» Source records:
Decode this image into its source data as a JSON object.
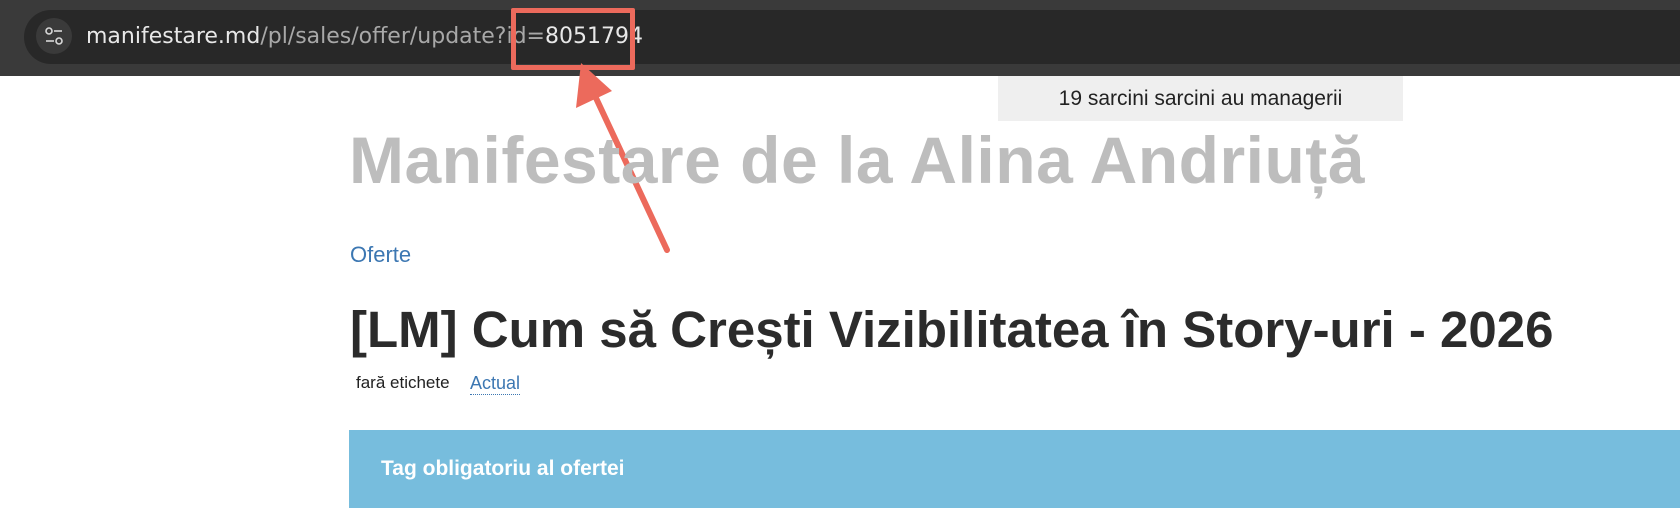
{
  "browser": {
    "url_host": "manifestare.md",
    "url_path": "/pl/sales/offer/update?id=",
    "url_id": "8051794",
    "site_icon": "page-info-tune-icon"
  },
  "annotation": {
    "color": "#ec6a5c"
  },
  "page": {
    "tasks_banner": "19 sarcini sarcini au managerii",
    "site_title": "Manifestare de la Alina Andriuță",
    "breadcrumb": "Oferte",
    "offer_title": "[LM] Cum să Crești Vizibilitatea în Story-uri - 2026",
    "tags_label": "fară etichete",
    "status_link": "Actual",
    "panel_title": "Tag obligatoriu al ofertei"
  },
  "colors": {
    "link": "#3c77b2",
    "panel": "#77bddd",
    "title_gray": "#bdbdbd"
  }
}
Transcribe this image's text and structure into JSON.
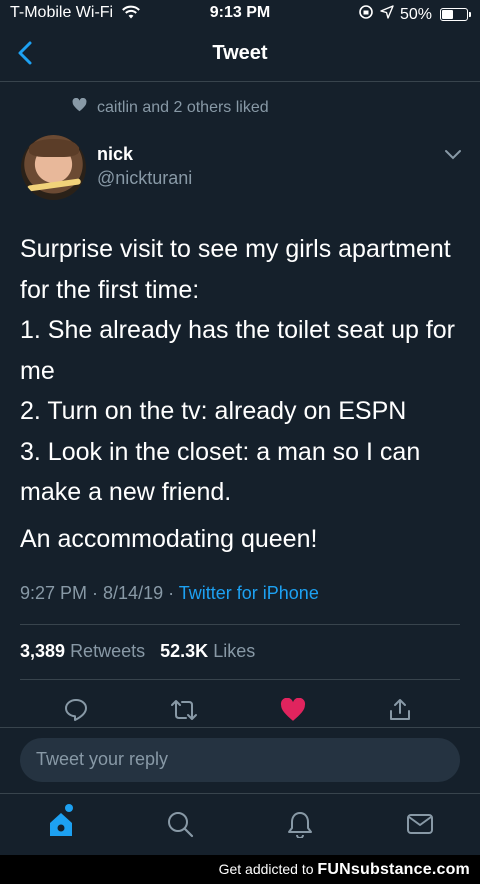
{
  "status_bar": {
    "carrier": "T-Mobile Wi-Fi",
    "time": "9:13 PM",
    "battery": "50%",
    "battery_level": 0.5
  },
  "nav": {
    "title": "Tweet",
    "back_icon": "chevron-left-icon"
  },
  "liked": {
    "text": "caitlin and 2 others liked",
    "icon": "heart-icon"
  },
  "tweet": {
    "author_name": "nick",
    "author_handle": "@nickturani",
    "lines": [
      "Surprise visit to see my girls apartment",
      "for the first time:",
      "1. She already has the toilet seat up for",
      "me",
      "2. Turn on the tv: already on ESPN",
      "3. Look in the closet: a man so I can",
      "make a new friend."
    ],
    "closing": "An accommodating queen!",
    "timestamp": "9:27 PM · 8/14/19 · ",
    "source": "Twitter for iPhone",
    "retweets_count": "3,389",
    "retweets_label": "Retweets",
    "likes_count": "52.3K",
    "likes_label": "Likes"
  },
  "actions": [
    "reply-icon",
    "retweet-icon",
    "like-icon",
    "share-icon"
  ],
  "reply": {
    "placeholder": "Tweet your reply"
  },
  "tabs": [
    "home-icon",
    "search-icon",
    "notifications-icon",
    "messages-icon"
  ],
  "watermark": {
    "prefix": "Get addicted to ",
    "brand": "FUNsubstance.com"
  },
  "colors": {
    "background": "#15202b",
    "accent": "#1da1f2",
    "like": "#e0245e",
    "secondary_text": "#8899a6"
  }
}
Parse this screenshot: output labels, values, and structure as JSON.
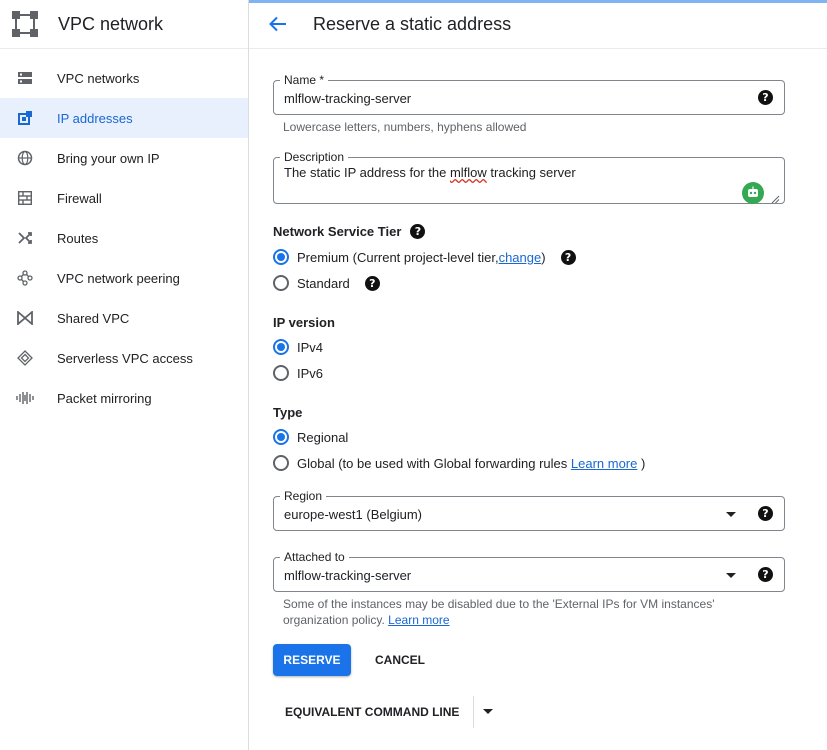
{
  "sidebar": {
    "title": "VPC network",
    "items": [
      {
        "label": "VPC networks",
        "icon": "vpc-networks-icon"
      },
      {
        "label": "IP addresses",
        "icon": "ip-addresses-icon",
        "active": true
      },
      {
        "label": "Bring your own IP",
        "icon": "globe-icon"
      },
      {
        "label": "Firewall",
        "icon": "firewall-icon"
      },
      {
        "label": "Routes",
        "icon": "routes-icon"
      },
      {
        "label": "VPC network peering",
        "icon": "peering-icon"
      },
      {
        "label": "Shared VPC",
        "icon": "shared-vpc-icon"
      },
      {
        "label": "Serverless VPC access",
        "icon": "serverless-icon"
      },
      {
        "label": "Packet mirroring",
        "icon": "packet-mirroring-icon"
      }
    ]
  },
  "header": {
    "title": "Reserve a static address"
  },
  "form": {
    "name": {
      "label": "Name *",
      "value": "mlflow-tracking-server",
      "hint": "Lowercase letters, numbers, hyphens allowed"
    },
    "description": {
      "label": "Description",
      "value_prefix": "The static IP address for the ",
      "value_misspelled": "mlflow",
      "value_suffix": " tracking server"
    },
    "tier": {
      "label": "Network Service Tier",
      "premium_prefix": "Premium (Current project-level tier, ",
      "premium_link": "change",
      "premium_suffix": ")",
      "standard": "Standard",
      "selected": "premium"
    },
    "ip_version": {
      "label": "IP version",
      "ipv4": "IPv4",
      "ipv6": "IPv6",
      "selected": "ipv4"
    },
    "type": {
      "label": "Type",
      "regional": "Regional",
      "global_prefix": "Global (to be used with Global forwarding rules ",
      "global_link": "Learn more",
      "global_suffix": ")",
      "selected": "regional"
    },
    "region": {
      "label": "Region",
      "value": "europe-west1 (Belgium)"
    },
    "attached_to": {
      "label": "Attached to",
      "value": "mlflow-tracking-server",
      "hint_line1": "Some of the instances may be disabled due to the 'External IPs for VM instances'",
      "hint_line2": "organization policy. ",
      "hint_link": "Learn more"
    }
  },
  "buttons": {
    "reserve": "RESERVE",
    "cancel": "CANCEL",
    "command_line": "EQUIVALENT COMMAND LINE"
  },
  "colors": {
    "accent": "#1a73e8",
    "active_bg": "#e8f0fe",
    "grammar_badge": "#34a853"
  }
}
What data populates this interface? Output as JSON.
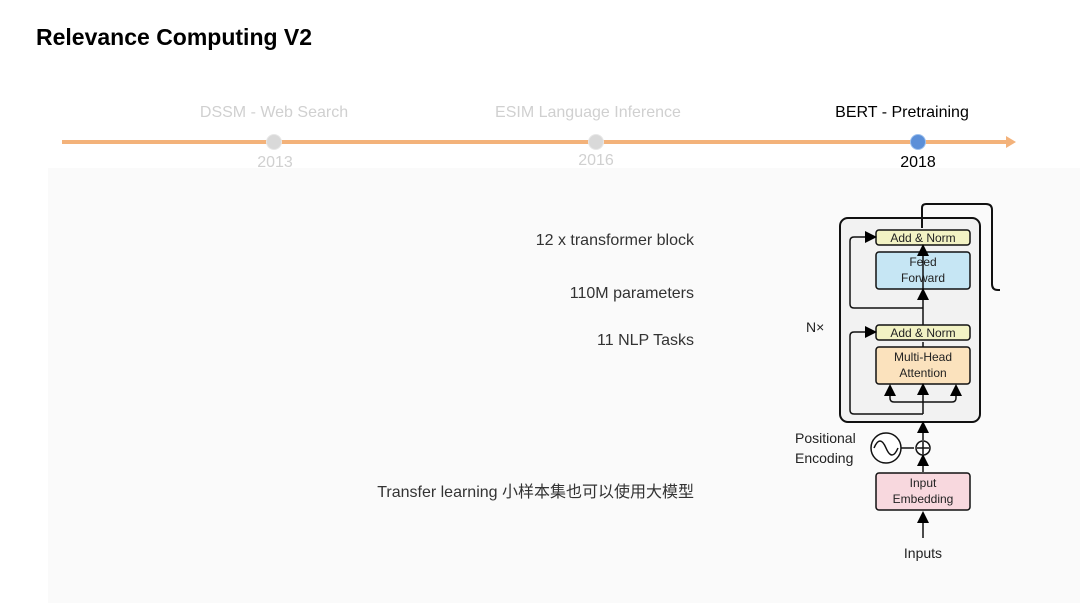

» What you should do: Where a line holds "mirroring", copy that line.

» Response for this exercise:
        "label": "Packet mirroring",
        "icon": "packet-mirroring-icon"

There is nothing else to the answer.